TASK — Where a line contains the word "Relationship", copy that line.

[Structured figure records]
......
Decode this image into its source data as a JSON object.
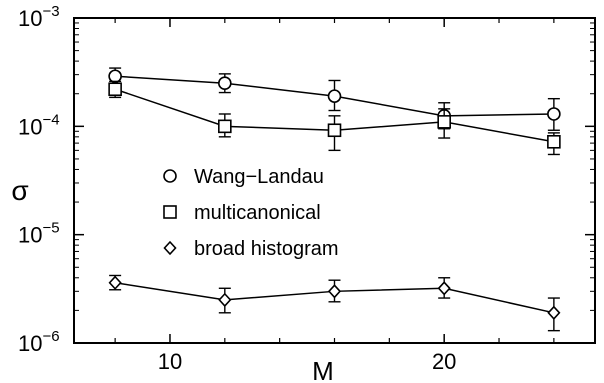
{
  "chart_data": {
    "type": "scatter",
    "title": "",
    "xlabel": "M",
    "ylabel": "σ",
    "xlim": [
      6.5,
      25.5
    ],
    "ylim": [
      1e-06,
      0.001
    ],
    "yscale": "log",
    "grid": false,
    "legend_position": "center-left",
    "x_ticks": [
      10,
      20
    ],
    "x_tick_labels": [
      "10",
      "20"
    ],
    "y_ticks": [
      1e-06,
      1e-05,
      0.0001,
      0.001
    ],
    "y_tick_labels": [
      {
        "base": "10",
        "exp": "−6"
      },
      {
        "base": "10",
        "exp": "−5"
      },
      {
        "base": "10",
        "exp": "−4"
      },
      {
        "base": "10",
        "exp": "−3"
      }
    ],
    "series": [
      {
        "name": "Wang−Landau",
        "marker": "circle",
        "x": [
          8,
          12,
          16,
          20,
          24
        ],
        "y": [
          0.00029,
          0.00025,
          0.00019,
          0.000125,
          0.00013
        ],
        "err_low": [
          0.000245,
          0.000205,
          0.00014,
          9.5e-05,
          9.2e-05
        ],
        "err_high": [
          0.000345,
          0.000305,
          0.000265,
          0.000165,
          0.00018
        ]
      },
      {
        "name": "multicanonical",
        "marker": "square",
        "x": [
          8,
          12,
          16,
          20,
          24
        ],
        "y": [
          0.00022,
          0.0001,
          9.2e-05,
          0.00011,
          7.2e-05
        ],
        "err_low": [
          0.000185,
          8e-05,
          6e-05,
          7.8e-05,
          5.5e-05
        ],
        "err_high": [
          0.00026,
          0.00013,
          0.000125,
          0.000145,
          8.7e-05
        ]
      },
      {
        "name": "broad histogram",
        "marker": "diamond",
        "x": [
          8,
          12,
          16,
          20,
          24
        ],
        "y": [
          3.6e-06,
          2.5e-06,
          3e-06,
          3.2e-06,
          1.9e-06
        ],
        "err_low": [
          3.1e-06,
          1.9e-06,
          2.4e-06,
          2.6e-06,
          1.3e-06
        ],
        "err_high": [
          4.2e-06,
          3.2e-06,
          3.8e-06,
          4e-06,
          2.6e-06
        ]
      }
    ]
  },
  "colors": {
    "ink": "#000000",
    "background": "#ffffff"
  }
}
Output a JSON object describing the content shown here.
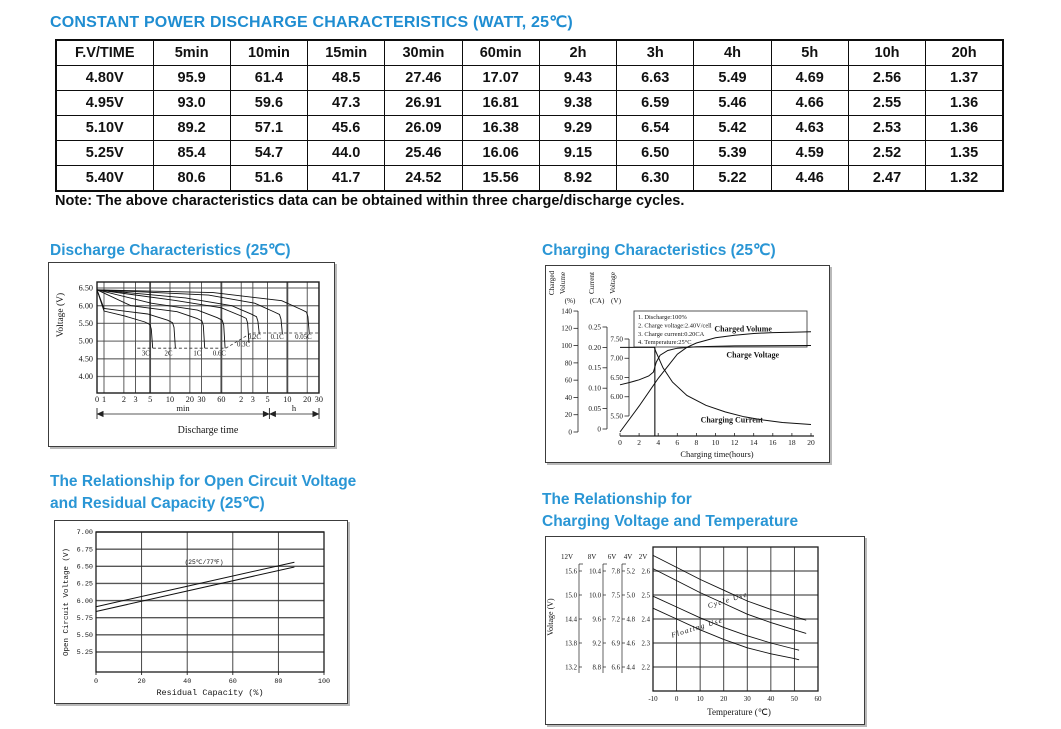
{
  "page": {
    "title": "CONSTANT POWER DISCHARGE CHARACTERISTICS (WATT, 25℃)",
    "note": "Note: The above characteristics data can be obtained within three charge/discharge cycles.",
    "accent_color": "#1f8dd1"
  },
  "power_table": {
    "header_row": [
      "F.V/TIME",
      "5min",
      "10min",
      "15min",
      "30min",
      "60min",
      "2h",
      "3h",
      "4h",
      "5h",
      "10h",
      "20h"
    ],
    "rows": [
      {
        "label": "4.80V",
        "values": [
          "95.9",
          "61.4",
          "48.5",
          "27.46",
          "17.07",
          "9.43",
          "6.63",
          "5.49",
          "4.69",
          "2.56",
          "1.37"
        ]
      },
      {
        "label": "4.95V",
        "values": [
          "93.0",
          "59.6",
          "47.3",
          "26.91",
          "16.81",
          "9.38",
          "6.59",
          "5.46",
          "4.66",
          "2.55",
          "1.36"
        ]
      },
      {
        "label": "5.10V",
        "values": [
          "89.2",
          "57.1",
          "45.6",
          "26.09",
          "16.38",
          "9.29",
          "6.54",
          "5.42",
          "4.63",
          "2.53",
          "1.36"
        ]
      },
      {
        "label": "5.25V",
        "values": [
          "85.4",
          "54.7",
          "44.0",
          "25.46",
          "16.06",
          "9.15",
          "6.50",
          "5.39",
          "4.59",
          "2.52",
          "1.35"
        ]
      },
      {
        "label": "5.40V",
        "values": [
          "80.6",
          "51.6",
          "41.7",
          "24.52",
          "15.56",
          "8.92",
          "6.30",
          "5.22",
          "4.46",
          "2.47",
          "1.32"
        ]
      }
    ]
  },
  "sections": {
    "discharge": {
      "title": "Discharge Characteristics (25℃)"
    },
    "charging": {
      "title": "Charging Characteristics (25℃)"
    },
    "ocv": {
      "title_line1": "The Relationship for Open Circuit Voltage",
      "title_line2": "and Residual Capacity (25℃)"
    },
    "cvt": {
      "title_line1": "The Relationship for",
      "title_line2": "Charging Voltage and Temperature"
    }
  },
  "chart_data": [
    {
      "id": "discharge",
      "type": "line",
      "title": "Discharge Characteristics (25℃)",
      "xlabel": "Discharge time",
      "ylabel": "Voltage (V)",
      "x_unit_groups": [
        "min",
        "h"
      ],
      "x_ticks": [
        {
          "label": "0",
          "t": 0
        },
        {
          "label": "1",
          "t": 1
        },
        {
          "label": "2",
          "t": 2
        },
        {
          "label": "3",
          "t": 3
        },
        {
          "label": "5",
          "t": 5
        },
        {
          "label": "10",
          "t": 10
        },
        {
          "label": "20",
          "t": 20
        },
        {
          "label": "30",
          "t": 30
        },
        {
          "label": "60",
          "t": 60
        },
        {
          "label": "2",
          "t": 120
        },
        {
          "label": "3",
          "t": 180
        },
        {
          "label": "5",
          "t": 300
        },
        {
          "label": "10",
          "t": 600
        },
        {
          "label": "20",
          "t": 1200
        },
        {
          "label": "30",
          "t": 1800
        }
      ],
      "y_ticks": [
        "6.50",
        "6.00",
        "5.50",
        "5.00",
        "4.50",
        "4.00"
      ],
      "series": [
        {
          "name": "3C",
          "dip_v": 5.85,
          "plateau_v": 5.5,
          "knee_min": 5.2,
          "cut_v": 4.8
        },
        {
          "name": "2C",
          "dip_v": 5.92,
          "plateau_v": 5.55,
          "knee_min": 11.5,
          "cut_v": 4.8
        },
        {
          "name": "1C",
          "dip_v": 6.0,
          "plateau_v": 5.6,
          "knee_min": 32,
          "cut_v": 4.8
        },
        {
          "name": "0.6C",
          "dip_v": 6.07,
          "plateau_v": 5.62,
          "knee_min": 65,
          "cut_v": 4.8
        },
        {
          "name": "0.3C",
          "dip_v": 6.15,
          "plateau_v": 5.67,
          "knee_min": 150,
          "cut_v": 4.95
        },
        {
          "name": "0.2C",
          "dip_v": 6.22,
          "plateau_v": 5.72,
          "knee_min": 215,
          "cut_v": 5.2
        },
        {
          "name": "0.1C",
          "dip_v": 6.3,
          "plateau_v": 5.78,
          "knee_min": 480,
          "cut_v": 5.2
        },
        {
          "name": "0.05C",
          "dip_v": 6.37,
          "plateau_v": 5.85,
          "knee_min": 1230,
          "cut_v": 5.2
        }
      ],
      "series_labels": [
        {
          "text": "3C",
          "t": 4.3,
          "v": 4.66
        },
        {
          "text": "2C",
          "t": 9.5,
          "v": 4.66
        },
        {
          "text": "1C",
          "t": 26,
          "v": 4.66
        },
        {
          "text": "0.6C",
          "t": 56,
          "v": 4.66
        },
        {
          "text": "0.3C",
          "t": 130,
          "v": 4.92
        },
        {
          "text": "0.2C",
          "t": 190,
          "v": 5.13
        },
        {
          "text": "0.1C",
          "t": 420,
          "v": 5.13
        },
        {
          "text": "0.05C",
          "t": 1050,
          "v": 5.13
        }
      ]
    },
    {
      "id": "charging",
      "type": "line",
      "title": "Charging Characteristics (25℃)",
      "xlabel": "Charging time(hours)",
      "x_ticks": [
        0,
        2,
        4,
        6,
        8,
        10,
        12,
        14,
        16,
        18,
        20
      ],
      "axes": [
        {
          "name": "Charged Volume",
          "unit": "(%)",
          "ticks": [
            "140",
            "120",
            "100",
            "80",
            "60",
            "40",
            "20",
            "0"
          ]
        },
        {
          "name": "Current",
          "unit": "(CA)",
          "ticks": [
            "0.25",
            "0.20",
            "0.15",
            "0.10",
            "0.05",
            "0"
          ]
        },
        {
          "name": "Voltage",
          "unit": "(V)",
          "ticks": [
            "7.50",
            "7.00",
            "6.50",
            "6.00",
            "5.50"
          ]
        }
      ],
      "notes": [
        "1. Discharge:100%",
        "2. Charge voltage:2.40V/cell",
        "3. Charge current:0.20CA",
        "4. Temperature:25°C"
      ],
      "series": [
        {
          "name": "Charged Volume",
          "axis": "volume",
          "points": [
            [
              0,
              0
            ],
            [
              2,
              30
            ],
            [
              4,
              62
            ],
            [
              6,
              90
            ],
            [
              7,
              98
            ],
            [
              8,
              103
            ],
            [
              10,
              109
            ],
            [
              12,
              112
            ],
            [
              14,
              114
            ],
            [
              16,
              115
            ],
            [
              18,
              115.5
            ],
            [
              20,
              116
            ]
          ]
        },
        {
          "name": "Charge Voltage",
          "axis": "voltage",
          "points": [
            [
              0,
              6.31
            ],
            [
              1,
              6.37
            ],
            [
              2,
              6.44
            ],
            [
              3,
              6.54
            ],
            [
              3.5,
              6.64
            ],
            [
              3.8,
              6.9
            ],
            [
              4.2,
              7.08
            ],
            [
              5,
              7.2
            ],
            [
              6,
              7.26
            ],
            [
              8,
              7.3
            ],
            [
              12,
              7.32
            ],
            [
              20,
              7.33
            ]
          ]
        },
        {
          "name": "Charging Current",
          "axis": "current",
          "points": [
            [
              0,
              0.2
            ],
            [
              3.6,
              0.2
            ],
            [
              3.75,
              0.19
            ],
            [
              4.5,
              0.15
            ],
            [
              5.5,
              0.115
            ],
            [
              7,
              0.082
            ],
            [
              9,
              0.058
            ],
            [
              11,
              0.042
            ],
            [
              13,
              0.03
            ],
            [
              15,
              0.022
            ],
            [
              17,
              0.016
            ],
            [
              20,
              0.011
            ]
          ]
        }
      ],
      "cc_marker_t": 3.65,
      "curve_labels": [
        {
          "text": "Charged Volume",
          "t": 12.9,
          "v": 119,
          "axis": "volume"
        },
        {
          "text": "Charge Voltage",
          "t": 13.9,
          "v": 7.08,
          "axis": "voltage"
        },
        {
          "text": "Charging Current",
          "t": 11.7,
          "v": 0.022,
          "axis": "current"
        }
      ]
    },
    {
      "id": "open-circuit-voltage",
      "type": "line",
      "title": "The Relationship for Open Circuit Voltage and Residual Capacity (25℃)",
      "xlabel": "Residual Capacity (%)",
      "ylabel": "Open Circuit Voltage (V)",
      "annotation": "(25℃/77℉)",
      "x_ticks": [
        0,
        20,
        40,
        60,
        80,
        100
      ],
      "y_ticks": [
        "7.00",
        "6.75",
        "6.50",
        "6.25",
        "6.00",
        "5.75",
        "5.50",
        "5.25"
      ],
      "series": [
        {
          "name": "upper",
          "points": [
            [
              0,
              5.91
            ],
            [
              40,
              6.21
            ],
            [
              87,
              6.56
            ]
          ]
        },
        {
          "name": "lower",
          "points": [
            [
              0,
              5.84
            ],
            [
              40,
              6.14
            ],
            [
              87,
              6.49
            ]
          ]
        }
      ]
    },
    {
      "id": "charging-voltage-temperature",
      "type": "line",
      "title": "The Relationship for Charging Voltage and Temperature",
      "xlabel": "Temperature (℃)",
      "ylabel": "Voltage (V)",
      "scale_headers": [
        "12V",
        "8V",
        "6V",
        "4V",
        "2V"
      ],
      "scale_rows": [
        [
          "15.6",
          "10.4",
          "7.8",
          "5.2",
          "2.6"
        ],
        [
          "15.0",
          "10.0",
          "7.5",
          "5.0",
          "2.5"
        ],
        [
          "14.4",
          "9.6",
          "7.2",
          "4.8",
          "2.4"
        ],
        [
          "13.8",
          "9.2",
          "6.9",
          "4.6",
          "2.3"
        ],
        [
          "13.2",
          "8.8",
          "6.6",
          "4.4",
          "2.2"
        ]
      ],
      "x_ticks": [
        -10,
        0,
        10,
        20,
        30,
        40,
        50,
        60
      ],
      "series": [
        {
          "name": "cycle-use-upper",
          "points": [
            [
              -10,
              2.665
            ],
            [
              0,
              2.615
            ],
            [
              10,
              2.565
            ],
            [
              20,
              2.52
            ],
            [
              30,
              2.475
            ],
            [
              40,
              2.44
            ],
            [
              50,
              2.41
            ],
            [
              55,
              2.395
            ]
          ]
        },
        {
          "name": "cycle-use-lower",
          "points": [
            [
              -10,
              2.61
            ],
            [
              0,
              2.56
            ],
            [
              10,
              2.51
            ],
            [
              20,
              2.465
            ],
            [
              30,
              2.42
            ],
            [
              40,
              2.385
            ],
            [
              50,
              2.355
            ],
            [
              55,
              2.34
            ]
          ]
        },
        {
          "name": "floating-use-upper",
          "points": [
            [
              -10,
              2.495
            ],
            [
              0,
              2.45
            ],
            [
              10,
              2.405
            ],
            [
              20,
              2.365
            ],
            [
              30,
              2.33
            ],
            [
              40,
              2.3
            ],
            [
              50,
              2.275
            ],
            [
              52,
              2.27
            ]
          ]
        },
        {
          "name": "floating-use-lower",
          "points": [
            [
              -10,
              2.445
            ],
            [
              0,
              2.4
            ],
            [
              10,
              2.355
            ],
            [
              20,
              2.315
            ],
            [
              30,
              2.28
            ],
            [
              40,
              2.255
            ],
            [
              50,
              2.235
            ],
            [
              52,
              2.23
            ]
          ]
        }
      ],
      "curve_labels": [
        {
          "text": "Cycle Use",
          "T": 22,
          "v": 2.47,
          "angle": -17
        },
        {
          "text": "Floating Use",
          "T": 9,
          "v": 2.355,
          "angle": -17
        }
      ]
    }
  ]
}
......
WRITTEN RESPONSE —
      "title_line1": "The Relationship for Open Circuit Voltage",
      "title_line1": "The Relationship for",
      "title": "The Relationship for Open Circuit Voltage and Residual Capacity (25℃)",
      "title": "The Relationship for Charging Voltage and Temperature",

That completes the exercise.